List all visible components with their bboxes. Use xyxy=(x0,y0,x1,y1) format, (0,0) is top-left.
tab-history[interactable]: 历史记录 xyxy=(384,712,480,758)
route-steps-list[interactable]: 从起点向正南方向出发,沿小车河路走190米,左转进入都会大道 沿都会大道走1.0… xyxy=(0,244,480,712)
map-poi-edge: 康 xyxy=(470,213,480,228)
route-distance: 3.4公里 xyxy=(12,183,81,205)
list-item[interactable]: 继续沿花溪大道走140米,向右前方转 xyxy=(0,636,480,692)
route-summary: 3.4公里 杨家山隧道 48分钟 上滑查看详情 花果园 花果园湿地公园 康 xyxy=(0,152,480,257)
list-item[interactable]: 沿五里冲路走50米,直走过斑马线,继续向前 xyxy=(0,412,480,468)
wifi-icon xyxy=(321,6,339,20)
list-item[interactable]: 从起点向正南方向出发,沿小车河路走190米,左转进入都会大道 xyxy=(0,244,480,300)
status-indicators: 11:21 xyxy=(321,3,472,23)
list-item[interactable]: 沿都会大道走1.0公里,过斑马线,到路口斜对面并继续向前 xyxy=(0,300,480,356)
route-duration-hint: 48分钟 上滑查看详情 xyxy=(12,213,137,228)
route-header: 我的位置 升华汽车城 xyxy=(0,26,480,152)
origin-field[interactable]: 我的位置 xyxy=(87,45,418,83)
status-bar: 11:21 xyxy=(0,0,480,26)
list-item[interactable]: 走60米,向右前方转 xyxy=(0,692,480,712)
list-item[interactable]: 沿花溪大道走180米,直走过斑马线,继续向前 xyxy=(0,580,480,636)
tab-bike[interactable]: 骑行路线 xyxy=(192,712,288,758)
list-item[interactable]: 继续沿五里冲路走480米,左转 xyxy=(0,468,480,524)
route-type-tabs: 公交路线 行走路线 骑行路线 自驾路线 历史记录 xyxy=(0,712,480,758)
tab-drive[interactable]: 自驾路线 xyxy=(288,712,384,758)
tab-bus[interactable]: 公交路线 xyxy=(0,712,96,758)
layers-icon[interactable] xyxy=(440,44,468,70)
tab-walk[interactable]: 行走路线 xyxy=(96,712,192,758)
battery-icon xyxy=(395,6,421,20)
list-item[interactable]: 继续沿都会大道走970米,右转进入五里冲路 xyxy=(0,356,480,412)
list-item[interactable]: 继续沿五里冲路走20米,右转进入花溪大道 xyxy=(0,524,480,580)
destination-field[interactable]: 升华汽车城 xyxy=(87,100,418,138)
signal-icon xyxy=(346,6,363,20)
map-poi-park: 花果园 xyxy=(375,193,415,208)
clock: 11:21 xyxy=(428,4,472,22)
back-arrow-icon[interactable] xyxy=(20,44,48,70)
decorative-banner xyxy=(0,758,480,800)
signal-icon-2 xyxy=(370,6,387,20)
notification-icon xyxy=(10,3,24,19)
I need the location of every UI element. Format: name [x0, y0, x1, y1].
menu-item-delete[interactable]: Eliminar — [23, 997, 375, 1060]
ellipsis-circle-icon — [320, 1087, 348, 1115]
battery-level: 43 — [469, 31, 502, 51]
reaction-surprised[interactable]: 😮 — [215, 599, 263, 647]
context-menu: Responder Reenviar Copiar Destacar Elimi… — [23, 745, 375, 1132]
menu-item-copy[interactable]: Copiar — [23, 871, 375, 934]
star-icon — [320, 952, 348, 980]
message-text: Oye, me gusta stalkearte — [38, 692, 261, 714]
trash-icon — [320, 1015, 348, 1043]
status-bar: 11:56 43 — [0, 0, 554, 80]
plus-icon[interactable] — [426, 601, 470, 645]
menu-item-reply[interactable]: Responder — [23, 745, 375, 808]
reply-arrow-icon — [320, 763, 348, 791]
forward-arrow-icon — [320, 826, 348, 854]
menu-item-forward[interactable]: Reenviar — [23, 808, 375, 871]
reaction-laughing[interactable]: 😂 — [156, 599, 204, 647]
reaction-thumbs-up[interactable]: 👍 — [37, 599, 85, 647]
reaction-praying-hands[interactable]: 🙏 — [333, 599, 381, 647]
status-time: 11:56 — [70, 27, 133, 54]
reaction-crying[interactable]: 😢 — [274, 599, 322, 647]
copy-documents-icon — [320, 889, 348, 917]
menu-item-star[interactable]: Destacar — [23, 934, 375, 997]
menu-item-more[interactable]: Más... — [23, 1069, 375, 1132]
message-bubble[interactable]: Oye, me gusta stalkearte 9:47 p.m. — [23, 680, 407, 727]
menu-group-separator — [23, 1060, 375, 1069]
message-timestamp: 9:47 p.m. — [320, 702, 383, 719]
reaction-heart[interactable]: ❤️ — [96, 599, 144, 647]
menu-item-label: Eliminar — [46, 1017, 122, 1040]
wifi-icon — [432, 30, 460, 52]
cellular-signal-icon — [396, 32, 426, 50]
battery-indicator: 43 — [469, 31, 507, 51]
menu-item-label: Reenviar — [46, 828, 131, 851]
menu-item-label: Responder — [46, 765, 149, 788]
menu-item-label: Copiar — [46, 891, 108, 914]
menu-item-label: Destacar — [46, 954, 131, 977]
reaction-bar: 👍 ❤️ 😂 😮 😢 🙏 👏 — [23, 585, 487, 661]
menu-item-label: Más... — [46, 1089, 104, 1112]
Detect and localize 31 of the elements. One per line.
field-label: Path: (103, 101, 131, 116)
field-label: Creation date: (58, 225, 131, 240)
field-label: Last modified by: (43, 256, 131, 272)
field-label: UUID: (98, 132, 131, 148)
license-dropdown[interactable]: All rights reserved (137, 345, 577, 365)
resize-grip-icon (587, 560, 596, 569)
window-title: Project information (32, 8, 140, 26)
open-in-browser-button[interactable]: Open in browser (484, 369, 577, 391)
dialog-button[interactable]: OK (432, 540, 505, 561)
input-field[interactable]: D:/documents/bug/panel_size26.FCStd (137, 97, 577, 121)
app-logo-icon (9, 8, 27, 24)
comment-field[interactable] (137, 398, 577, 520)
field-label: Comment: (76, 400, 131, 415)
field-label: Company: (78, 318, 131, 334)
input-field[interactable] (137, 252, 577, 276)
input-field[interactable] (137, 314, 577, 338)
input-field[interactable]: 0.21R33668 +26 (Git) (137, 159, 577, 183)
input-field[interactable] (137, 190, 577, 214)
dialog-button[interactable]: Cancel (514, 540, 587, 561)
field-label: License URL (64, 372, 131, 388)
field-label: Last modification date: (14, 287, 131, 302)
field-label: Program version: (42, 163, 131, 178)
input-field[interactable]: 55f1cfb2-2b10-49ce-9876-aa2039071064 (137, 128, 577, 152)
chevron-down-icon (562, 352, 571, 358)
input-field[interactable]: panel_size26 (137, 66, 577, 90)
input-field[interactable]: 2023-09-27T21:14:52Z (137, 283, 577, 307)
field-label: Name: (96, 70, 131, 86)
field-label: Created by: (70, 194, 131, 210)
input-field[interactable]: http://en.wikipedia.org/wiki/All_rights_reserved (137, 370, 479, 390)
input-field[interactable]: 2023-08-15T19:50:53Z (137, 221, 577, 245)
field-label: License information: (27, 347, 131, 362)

________________________

### [Given instruction]
Print the items word for word, starting at the first line and ending with the line containing "reaction-surprised[interactable]: 😮 —", with both of those lines included.

### [Final result]
List all visible components with their bboxes. Use xyxy=(x0,y0,x1,y1) format, (0,0) is top-left.
tab-history[interactable]: 历史记录 xyxy=(384,712,480,758)
route-steps-list[interactable]: 从起点向正南方向出发,沿小车河路走190米,左转进入都会大道 沿都会大道走1.0… xyxy=(0,244,480,712)
map-poi-edge: 康 xyxy=(470,213,480,228)
route-distance: 3.4公里 xyxy=(12,183,81,205)
list-item[interactable]: 继续沿花溪大道走140米,向右前方转 xyxy=(0,636,480,692)
route-summary: 3.4公里 杨家山隧道 48分钟 上滑查看详情 花果园 花果园湿地公园 康 xyxy=(0,152,480,257)
list-item[interactable]: 沿五里冲路走50米,直走过斑马线,继续向前 xyxy=(0,412,480,468)
wifi-icon xyxy=(321,6,339,20)
list-item[interactable]: 从起点向正南方向出发,沿小车河路走190米,左转进入都会大道 xyxy=(0,244,480,300)
status-indicators: 11:21 xyxy=(321,3,472,23)
list-item[interactable]: 沿都会大道走1.0公里,过斑马线,到路口斜对面并继续向前 xyxy=(0,300,480,356)
route-duration-hint: 48分钟 上滑查看详情 xyxy=(12,213,137,228)
route-header: 我的位置 升华汽车城 xyxy=(0,26,480,152)
origin-field[interactable]: 我的位置 xyxy=(87,45,418,83)
status-bar: 11:21 xyxy=(0,0,480,26)
list-item[interactable]: 走60米,向右前方转 xyxy=(0,692,480,712)
list-item[interactable]: 沿花溪大道走180米,直走过斑马线,继续向前 xyxy=(0,580,480,636)
tab-bike[interactable]: 骑行路线 xyxy=(192,712,288,758)
list-item[interactable]: 继续沿五里冲路走480米,左转 xyxy=(0,468,480,524)
route-type-tabs: 公交路线 行走路线 骑行路线 自驾路线 历史记录 xyxy=(0,712,480,758)
tab-drive[interactable]: 自驾路线 xyxy=(288,712,384,758)
tab-bus[interactable]: 公交路线 xyxy=(0,712,96,758)
layers-icon[interactable] xyxy=(440,44,468,70)
tab-walk[interactable]: 行走路线 xyxy=(96,712,192,758)
battery-icon xyxy=(395,6,421,20)
list-item[interactable]: 继续沿都会大道走970米,右转进入五里冲路 xyxy=(0,356,480,412)
list-item[interactable]: 继续沿五里冲路走20米,右转进入花溪大道 xyxy=(0,524,480,580)
destination-field[interactable]: 升华汽车城 xyxy=(87,100,418,138)
signal-icon xyxy=(346,6,363,20)
map-poi-park: 花果园 xyxy=(375,193,415,208)
clock: 11:21 xyxy=(428,4,472,22)
back-arrow-icon[interactable] xyxy=(20,44,48,70)
decorative-banner xyxy=(0,758,480,800)
signal-icon-2 xyxy=(370,6,387,20)
notification-icon xyxy=(10,3,24,19)
I need the location of every UI element. Format: name [x0, y0, x1, y1].
menu-item-delete[interactable]: Eliminar — [23, 997, 375, 1060]
ellipsis-circle-icon — [320, 1087, 348, 1115]
battery-level: 43 — [469, 31, 502, 51]
reaction-surprised[interactable]: 😮 — [215, 599, 263, 647]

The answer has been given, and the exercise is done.